Copy out the records in full, word for word, without pictures.

[Figure data in JSON]
··········
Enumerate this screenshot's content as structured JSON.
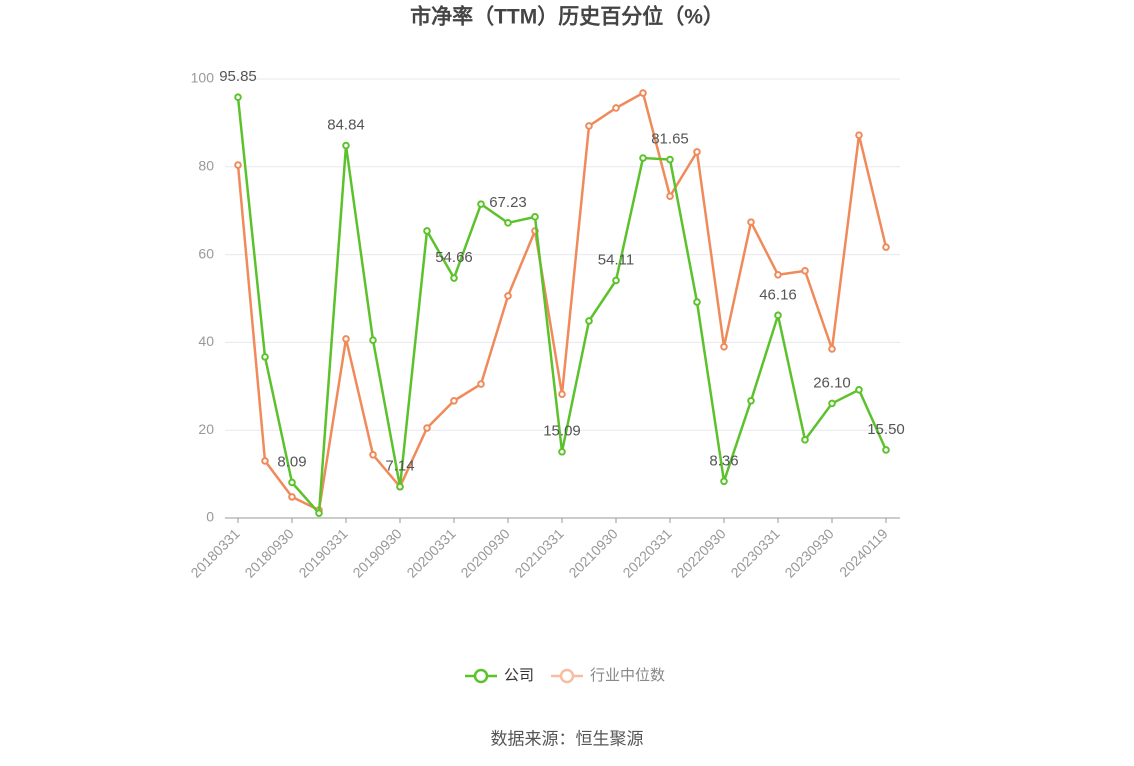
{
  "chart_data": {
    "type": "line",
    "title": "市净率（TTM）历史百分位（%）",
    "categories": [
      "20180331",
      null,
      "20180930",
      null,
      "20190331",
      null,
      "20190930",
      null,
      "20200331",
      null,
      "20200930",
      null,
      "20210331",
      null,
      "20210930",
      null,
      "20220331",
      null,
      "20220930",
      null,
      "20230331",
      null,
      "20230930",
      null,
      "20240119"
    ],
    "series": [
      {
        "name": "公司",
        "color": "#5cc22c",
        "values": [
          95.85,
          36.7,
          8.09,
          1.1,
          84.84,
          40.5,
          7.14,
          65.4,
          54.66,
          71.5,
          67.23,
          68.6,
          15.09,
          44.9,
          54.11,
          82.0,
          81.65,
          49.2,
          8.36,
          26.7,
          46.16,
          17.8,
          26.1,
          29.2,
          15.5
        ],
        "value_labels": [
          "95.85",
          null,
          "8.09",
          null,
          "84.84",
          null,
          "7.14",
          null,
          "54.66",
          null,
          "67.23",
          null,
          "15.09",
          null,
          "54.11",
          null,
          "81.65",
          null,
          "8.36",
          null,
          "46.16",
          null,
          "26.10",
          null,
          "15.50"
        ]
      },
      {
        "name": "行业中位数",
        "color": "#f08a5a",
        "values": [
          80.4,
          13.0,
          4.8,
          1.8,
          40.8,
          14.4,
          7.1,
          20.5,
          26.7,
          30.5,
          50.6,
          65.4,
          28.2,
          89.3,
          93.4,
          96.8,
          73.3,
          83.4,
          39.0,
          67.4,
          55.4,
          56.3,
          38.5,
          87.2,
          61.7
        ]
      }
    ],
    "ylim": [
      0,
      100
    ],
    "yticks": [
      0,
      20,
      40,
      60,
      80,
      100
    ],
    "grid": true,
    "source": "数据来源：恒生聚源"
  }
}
··········
**Reply to the task**
Enumerate this screenshot's content as structured JSON.
{
  "chart_data": {
    "type": "line",
    "title": "市净率（TTM）历史百分位（%）",
    "categories": [
      "20180331",
      null,
      "20180930",
      null,
      "20190331",
      null,
      "20190930",
      null,
      "20200331",
      null,
      "20200930",
      null,
      "20210331",
      null,
      "20210930",
      null,
      "20220331",
      null,
      "20220930",
      null,
      "20230331",
      null,
      "20230930",
      null,
      "20240119"
    ],
    "series": [
      {
        "name": "公司",
        "color": "#5cc22c",
        "values": [
          95.85,
          36.7,
          8.09,
          1.1,
          84.84,
          40.5,
          7.14,
          65.4,
          54.66,
          71.5,
          67.23,
          68.6,
          15.09,
          44.9,
          54.11,
          82.0,
          81.65,
          49.2,
          8.36,
          26.7,
          46.16,
          17.8,
          26.1,
          29.2,
          15.5
        ],
        "value_labels": [
          "95.85",
          null,
          "8.09",
          null,
          "84.84",
          null,
          "7.14",
          null,
          "54.66",
          null,
          "67.23",
          null,
          "15.09",
          null,
          "54.11",
          null,
          "81.65",
          null,
          "8.36",
          null,
          "46.16",
          null,
          "26.10",
          null,
          "15.50"
        ]
      },
      {
        "name": "行业中位数",
        "color": "#f08a5a",
        "values": [
          80.4,
          13.0,
          4.8,
          1.8,
          40.8,
          14.4,
          7.1,
          20.5,
          26.7,
          30.5,
          50.6,
          65.4,
          28.2,
          89.3,
          93.4,
          96.8,
          73.3,
          83.4,
          39.0,
          67.4,
          55.4,
          56.3,
          38.5,
          87.2,
          61.7
        ]
      }
    ],
    "ylim": [
      0,
      100
    ],
    "yticks": [
      0,
      20,
      40,
      60,
      80,
      100
    ],
    "grid": true,
    "source": "数据来源：恒生聚源"
  }
}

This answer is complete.